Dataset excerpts
*-*-*

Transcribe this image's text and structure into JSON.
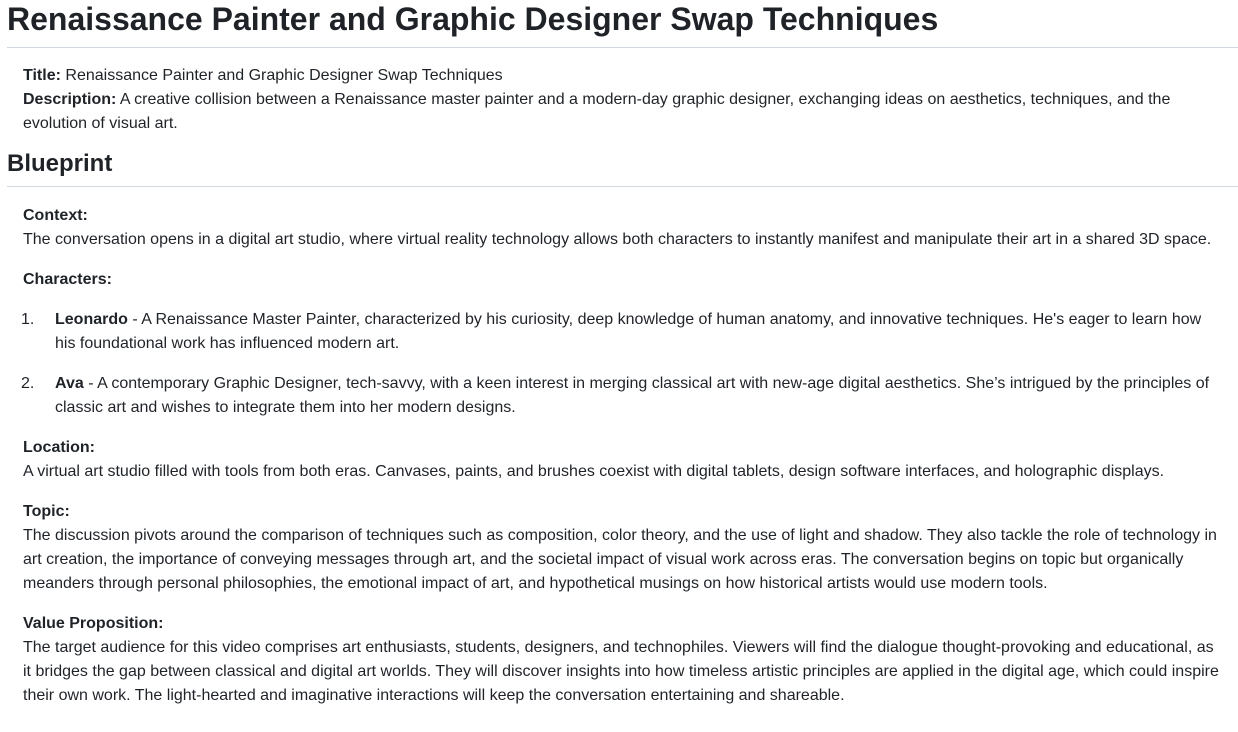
{
  "page_title": "Renaissance Painter and Graphic Designer Swap Techniques",
  "intro": {
    "title_label": "Title:",
    "title_value": " Renaissance Painter and Graphic Designer Swap Techniques",
    "description_label": "Description:",
    "description_value": " A creative collision between a Renaissance master painter and a modern-day graphic designer, exchanging ideas on aesthetics, techniques, and the evolution of visual art."
  },
  "blueprint": {
    "heading": "Blueprint",
    "context_label": "Context:",
    "context_text": "The conversation opens in a digital art studio, where virtual reality technology allows both characters to instantly manifest and manipulate their art in a shared 3D space.",
    "characters_label": "Characters:",
    "characters": [
      {
        "number": "1.",
        "name": "Leonardo",
        "description": " - A Renaissance Master Painter, characterized by his curiosity, deep knowledge of human anatomy, and innovative techniques. He's eager to learn how his foundational work has influenced modern art."
      },
      {
        "number": "2.",
        "name": "Ava",
        "description": " - A contemporary Graphic Designer, tech-savvy, with a keen interest in merging classical art with new-age digital aesthetics. She’s intrigued by the principles of classic art and wishes to integrate them into her modern designs."
      }
    ],
    "location_label": "Location:",
    "location_text": "A virtual art studio filled with tools from both eras. Canvases, paints, and brushes coexist with digital tablets, design software interfaces, and holographic displays.",
    "topic_label": "Topic:",
    "topic_text": "The discussion pivots around the comparison of techniques such as composition, color theory, and the use of light and shadow. They also tackle the role of technology in art creation, the importance of conveying messages through art, and the societal impact of visual work across eras. The conversation begins on topic but organically meanders through personal philosophies, the emotional impact of art, and hypothetical musings on how historical artists would use modern tools.",
    "value_label": "Value Proposition:",
    "value_text": "The target audience for this video comprises art enthusiasts, students, designers, and technophiles. Viewers will find the dialogue thought-provoking and educational, as it bridges the gap between classical and digital art worlds. They will discover insights into how timeless artistic principles are applied in the digital age, which could inspire their own work. The light-hearted and imaginative interactions will keep the conversation entertaining and shareable."
  }
}
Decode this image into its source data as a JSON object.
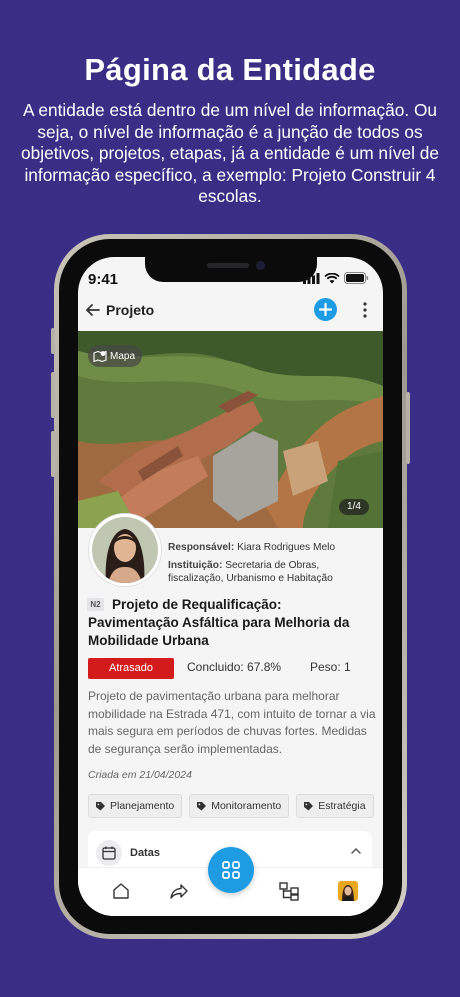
{
  "hero": {
    "title": "Página da Entidade",
    "description": "A entidade está dentro de um nível de informação. Ou seja, o nível de informação é a junção de todos os objetivos, projetos, etapas, já a entidade é um nível de informação específico, a exemplo: Projeto Construir 4 escolas."
  },
  "status_bar": {
    "time": "9:41"
  },
  "app_bar": {
    "title": "Projeto"
  },
  "photo": {
    "map_label": "Mapa",
    "counter": "1/4"
  },
  "project": {
    "responsible_label": "Responsável:",
    "responsible": "Kiara Rodrigues Melo",
    "institution_label": "Instituição:",
    "institution": "Secretaria de Obras, fiscalização, Urbanismo e Habitação",
    "level": "N2",
    "title": "Projeto de Requalificação: Pavimentação Asfáltica para Melhoria da Mobilidade Urbana",
    "status": "Atrasado",
    "completion": "Concluido: 67.8%",
    "weight": "Peso: 1",
    "description": "Projeto de pavimentação urbana para melhorar mobilidade na Estrada 471, com intuito de tornar a via mais segura em períodos de chuvas fortes. Medidas de segurança serão implementadas.",
    "created": "Criada em 21/04/2024",
    "tags": [
      "Planejamento",
      "Monitoramento",
      "Estratégia"
    ]
  },
  "sections": {
    "dates_label": "Datas"
  },
  "colors": {
    "background": "#3a2d86",
    "accent": "#1d9be3",
    "status_late": "#d41b1b"
  }
}
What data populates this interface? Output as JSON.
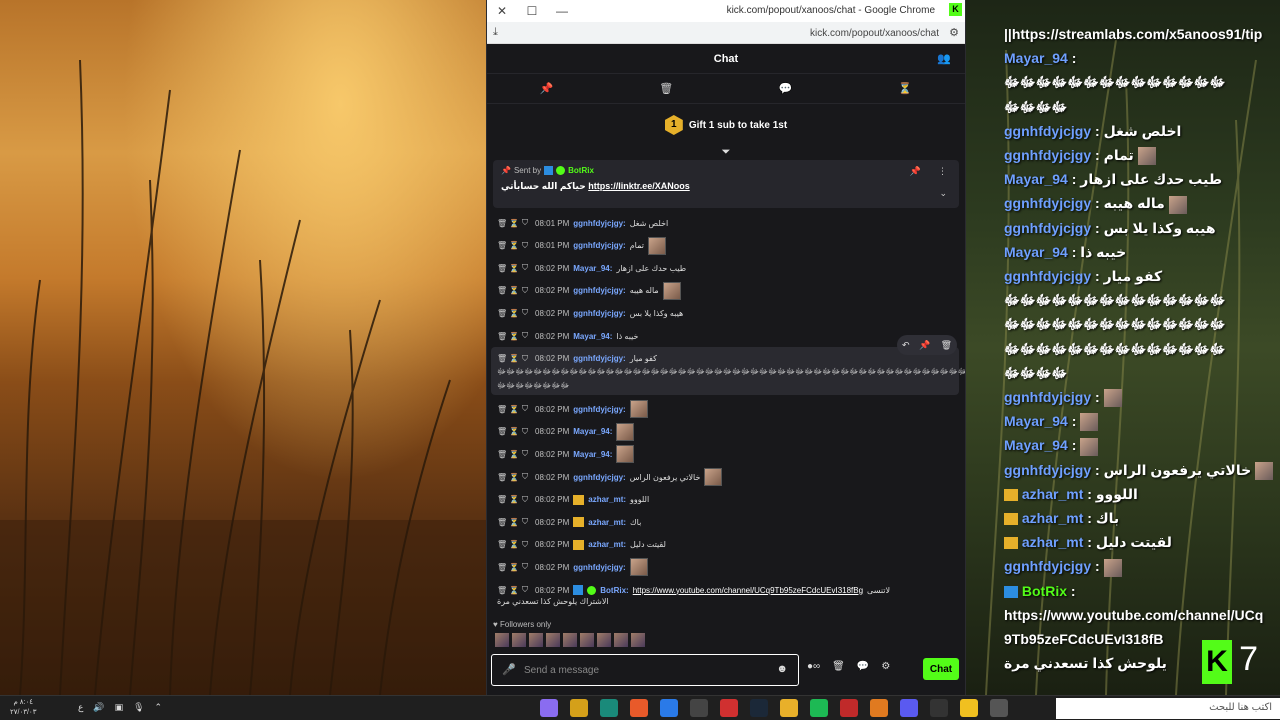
{
  "window": {
    "title": "kick.com/popout/xanoos/chat - Google Chrome",
    "url": "kick.com/popout/xanoos/chat"
  },
  "chat": {
    "header": "Chat",
    "gift_text": "Gift 1 sub to take 1st",
    "gift_count": "1",
    "pinned": {
      "sent_by_label": "Sent by",
      "sender": "BotRix",
      "text": "حياكم الله حسابأتي",
      "link": "https://linktr.ee/XANoos"
    },
    "messages": [
      {
        "time": "08:01 PM",
        "user": "ggnhfdyjcjgy",
        "text": "اخلص شغل",
        "avatar": false,
        "badge": ""
      },
      {
        "time": "08:01 PM",
        "user": "ggnhfdyjcjgy",
        "text": "تمام",
        "avatar": true,
        "badge": ""
      },
      {
        "time": "08:02 PM",
        "user": "Mayar_94",
        "text": "طيب حدك على ازهار",
        "avatar": false,
        "badge": ""
      },
      {
        "time": "08:02 PM",
        "user": "ggnhfdyjcjgy",
        "text": "ماله هيبه",
        "avatar": true,
        "badge": ""
      },
      {
        "time": "08:02 PM",
        "user": "ggnhfdyjcjgy",
        "text": "هيبه وكذا يلا بس",
        "avatar": false,
        "badge": ""
      },
      {
        "time": "08:02 PM",
        "user": "Mayar_94",
        "text": "خيبه ذا",
        "avatar": false,
        "badge": ""
      },
      {
        "time": "08:02 PM",
        "user": "ggnhfdyjcjgy",
        "text": "كفو ميار",
        "avatar": false,
        "badge": "",
        "hover": true,
        "line2": "ﷻﷻﷻﷻﷻﷻﷻﷻﷻﷻﷻﷻﷻﷻﷻﷻﷻﷻﷻﷻﷻﷻﷻﷻﷻﷻﷻﷻﷻﷻﷻﷻﷻﷻﷻﷻﷻﷻﷻﷻﷻﷻﷻﷻﷻﷻﷻﷻﷻﷻﷻﷻﷻﷻﷻﷻ",
        "line3": "ﷻﷻﷻﷻﷻﷻﷻﷻ"
      },
      {
        "time": "08:02 PM",
        "user": "ggnhfdyjcjgy",
        "text": "",
        "avatar": true,
        "badge": ""
      },
      {
        "time": "08:02 PM",
        "user": "Mayar_94",
        "text": "",
        "avatar": true,
        "badge": ""
      },
      {
        "time": "08:02 PM",
        "user": "Mayar_94",
        "text": "",
        "avatar": true,
        "badge": ""
      },
      {
        "time": "08:02 PM",
        "user": "ggnhfdyjcjgy",
        "text": "خالاتي يرفعون الراس",
        "avatar": true,
        "badge": ""
      },
      {
        "time": "08:02 PM",
        "user": "azhar_mt",
        "text": "اللووو",
        "avatar": false,
        "badge": "crown"
      },
      {
        "time": "08:02 PM",
        "user": "azhar_mt",
        "text": "باك",
        "avatar": false,
        "badge": "crown"
      },
      {
        "time": "08:02 PM",
        "user": "azhar_mt",
        "text": "لقيتت دليل",
        "avatar": false,
        "badge": "crown"
      },
      {
        "time": "08:02 PM",
        "user": "ggnhfdyjcjgy",
        "text": "",
        "avatar": true,
        "badge": ""
      },
      {
        "time": "08:02 PM",
        "user": "BotRix",
        "text": "لاتنسى",
        "avatar": false,
        "badge": "bot",
        "link": "https://www.youtube.com/channel/UCq9Tb95zeFCdcUEvI318fBg",
        "line2": "الاشتراك يلوحش كذا تسعدني مرة"
      }
    ],
    "followers_only": "Followers only",
    "composer_placeholder": "Send a message",
    "send_label": "Chat"
  },
  "overlay": {
    "lines": [
      {
        "user": "",
        "text": "||https://streamlabs.com/x5anoos91/tip",
        "kind": "text"
      },
      {
        "user": "Mayar_94",
        "text": "",
        "kind": "user"
      },
      {
        "user": "",
        "text": "ﷻﷻﷻﷻﷻﷻﷻﷻﷻﷻﷻﷻﷻﷻ",
        "kind": "text"
      },
      {
        "user": "",
        "text": "ﷻﷻﷻﷻ",
        "kind": "text"
      },
      {
        "user": "ggnhfdyjcjgy",
        "text": "اخلص شغل",
        "kind": "user"
      },
      {
        "user": "ggnhfdyjcjgy",
        "text": "تمام",
        "kind": "user",
        "avatar": true
      },
      {
        "user": "Mayar_94",
        "text": "طيب حدك على ازهار",
        "kind": "user"
      },
      {
        "user": "ggnhfdyjcjgy",
        "text": "ماله هيبه",
        "kind": "user",
        "avatar": true
      },
      {
        "user": "ggnhfdyjcjgy",
        "text": "هيبه وكذا يلا بس",
        "kind": "user"
      },
      {
        "user": "Mayar_94",
        "text": "خيبه ذا",
        "kind": "user"
      },
      {
        "user": "ggnhfdyjcjgy",
        "text": "كفو ميار",
        "kind": "user"
      },
      {
        "user": "",
        "text": "ﷻﷻﷻﷻﷻﷻﷻﷻﷻﷻﷻﷻﷻﷻ",
        "kind": "text"
      },
      {
        "user": "",
        "text": "ﷻﷻﷻﷻﷻﷻﷻﷻﷻﷻﷻﷻﷻﷻ",
        "kind": "text"
      },
      {
        "user": "",
        "text": "ﷻﷻﷻﷻﷻﷻﷻﷻﷻﷻﷻﷻﷻﷻ",
        "kind": "text"
      },
      {
        "user": "",
        "text": "ﷻﷻﷻﷻ",
        "kind": "text"
      },
      {
        "user": "ggnhfdyjcjgy",
        "text": "",
        "kind": "user",
        "avatar": true
      },
      {
        "user": "Mayar_94",
        "text": "",
        "kind": "user",
        "avatar": true
      },
      {
        "user": "Mayar_94",
        "text": "",
        "kind": "user",
        "avatar": true
      },
      {
        "user": "ggnhfdyjcjgy",
        "text": "خالاتي يرفعون الراس",
        "kind": "user",
        "avatar": true
      },
      {
        "user": "azhar_mt",
        "text": "اللووو",
        "kind": "user",
        "crown": true
      },
      {
        "user": "azhar_mt",
        "text": "باك",
        "kind": "user",
        "crown": true
      },
      {
        "user": "azhar_mt",
        "text": "لقيتت دليل",
        "kind": "user",
        "crown": true
      },
      {
        "user": "ggnhfdyjcjgy",
        "text": "",
        "kind": "user",
        "avatar": true
      },
      {
        "user": "BotRix",
        "text": "",
        "kind": "user",
        "bot": true
      },
      {
        "user": "",
        "text": "https://www.youtube.com/channel/UCq",
        "kind": "text"
      },
      {
        "user": "",
        "text": "9Tb95zeFCdcUEvI318fB",
        "kind": "text"
      },
      {
        "user": "",
        "text": "يلوحش كذا تسعدني مرة",
        "kind": "text"
      }
    ],
    "kick_letter": "K",
    "number": "7"
  },
  "taskbar": {
    "time": "٨:٠٤ م",
    "date": "٢٧/٠٣/٠٣",
    "lang": "ع",
    "search_placeholder": "اكتب هنا للبحث"
  },
  "colors": {
    "accent": "#53fc18",
    "username": "#7aa8ff",
    "panel": "#18181b"
  }
}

*-*-*

(PROBLEM DETAILS): Count the lines in the entries above that include the string "para", then give only that figure.

(RESPONSE): 2